■ What needs to be done ■
Retype all the entries word for word, but omit the pictures.

Dataset items:
========================================

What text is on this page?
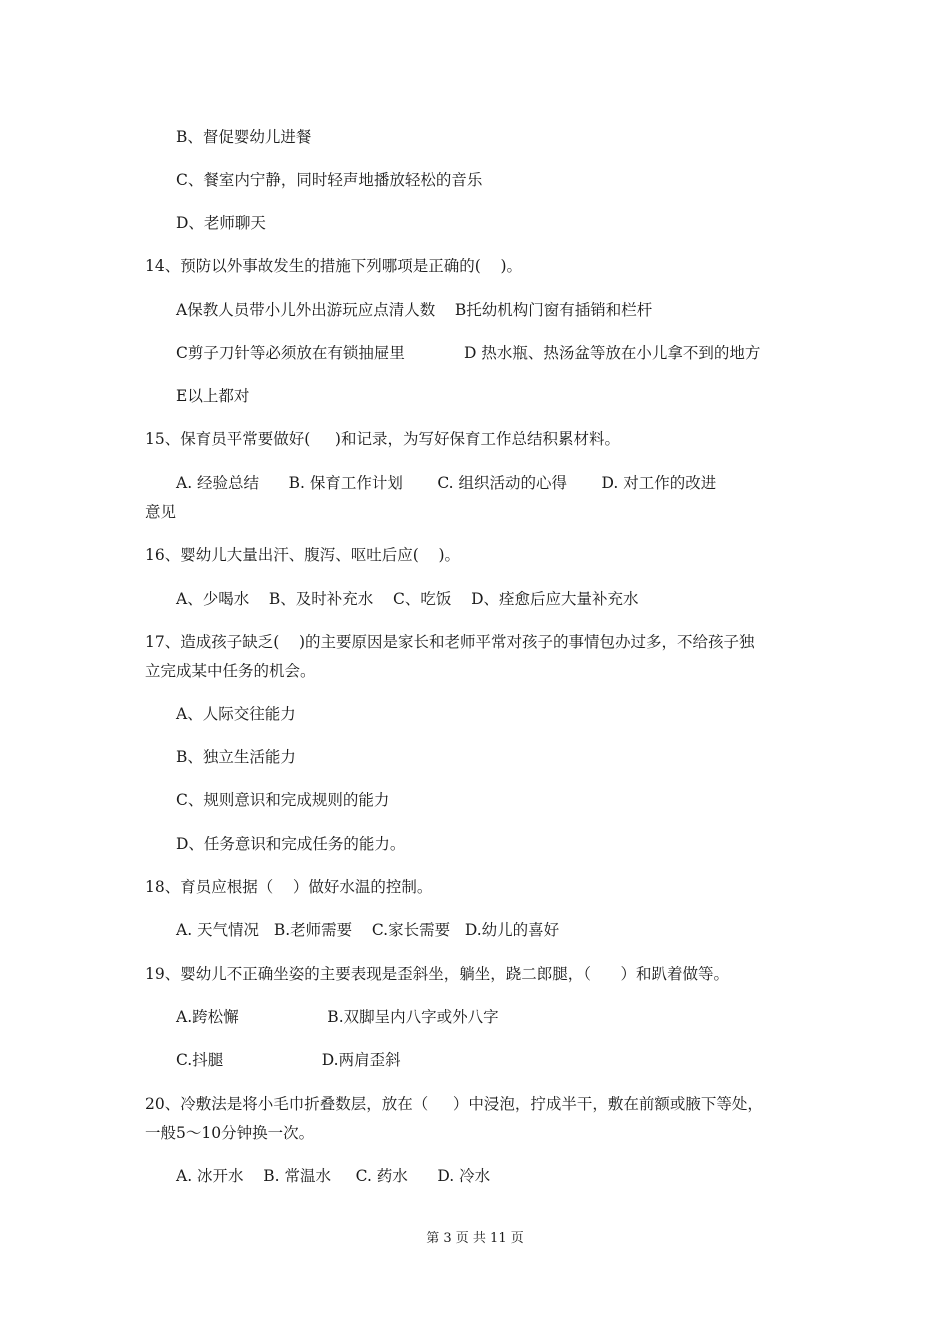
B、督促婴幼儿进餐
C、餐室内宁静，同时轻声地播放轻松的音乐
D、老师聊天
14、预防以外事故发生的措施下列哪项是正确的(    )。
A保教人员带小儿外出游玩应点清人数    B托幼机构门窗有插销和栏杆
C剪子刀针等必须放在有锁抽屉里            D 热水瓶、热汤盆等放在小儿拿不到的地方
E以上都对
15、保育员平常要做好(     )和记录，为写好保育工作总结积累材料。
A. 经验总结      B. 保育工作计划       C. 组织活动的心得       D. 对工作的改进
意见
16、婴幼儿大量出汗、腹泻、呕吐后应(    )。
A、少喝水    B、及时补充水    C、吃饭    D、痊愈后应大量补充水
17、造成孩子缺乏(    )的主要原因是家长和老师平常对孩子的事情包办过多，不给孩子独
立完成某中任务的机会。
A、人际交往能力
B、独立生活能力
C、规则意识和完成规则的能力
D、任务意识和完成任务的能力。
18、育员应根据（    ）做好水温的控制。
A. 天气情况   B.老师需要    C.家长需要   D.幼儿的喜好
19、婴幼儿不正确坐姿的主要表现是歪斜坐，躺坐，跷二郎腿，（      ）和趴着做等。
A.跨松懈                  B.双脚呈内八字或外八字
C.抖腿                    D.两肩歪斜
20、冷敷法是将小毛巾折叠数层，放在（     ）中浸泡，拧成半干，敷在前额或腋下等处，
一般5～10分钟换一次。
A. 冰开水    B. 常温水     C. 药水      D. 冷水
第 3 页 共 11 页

========================================

■ Right answer ■
What text is on this page?
B、督促婴幼儿进餐
C、餐室内宁静，同时轻声地播放轻松的音乐
D、老师聊天
14、预防以外事故发生的措施下列哪项是正确的(    )。
A保教人员带小儿外出游玩应点清人数    B托幼机构门窗有插销和栏杆
C剪子刀针等必须放在有锁抽屉里            D 热水瓶、热汤盆等放在小儿拿不到的地方
E以上都对
15、保育员平常要做好(     )和记录，为写好保育工作总结积累材料。
A. 经验总结      B. 保育工作计划       C. 组织活动的心得       D. 对工作的改进
意见
16、婴幼儿大量出汗、腹泻、呕吐后应(    )。
A、少喝水    B、及时补充水    C、吃饭    D、痊愈后应大量补充水
17、造成孩子缺乏(    )的主要原因是家长和老师平常对孩子的事情包办过多，不给孩子独
立完成某中任务的机会。
A、人际交往能力
B、独立生活能力
C、规则意识和完成规则的能力
D、任务意识和完成任务的能力。
18、育员应根据（    ）做好水温的控制。
A. 天气情况   B.老师需要    C.家长需要   D.幼儿的喜好
19、婴幼儿不正确坐姿的主要表现是歪斜坐，躺坐，跷二郎腿，（      ）和趴着做等。
A.跨松懈                  B.双脚呈内八字或外八字
C.抖腿                    D.两肩歪斜
20、冷敷法是将小毛巾折叠数层，放在（     ）中浸泡，拧成半干，敷在前额或腋下等处，
一般5～10分钟换一次。
A. 冰开水    B. 常温水     C. 药水      D. 冷水
第 3 页 共 11 页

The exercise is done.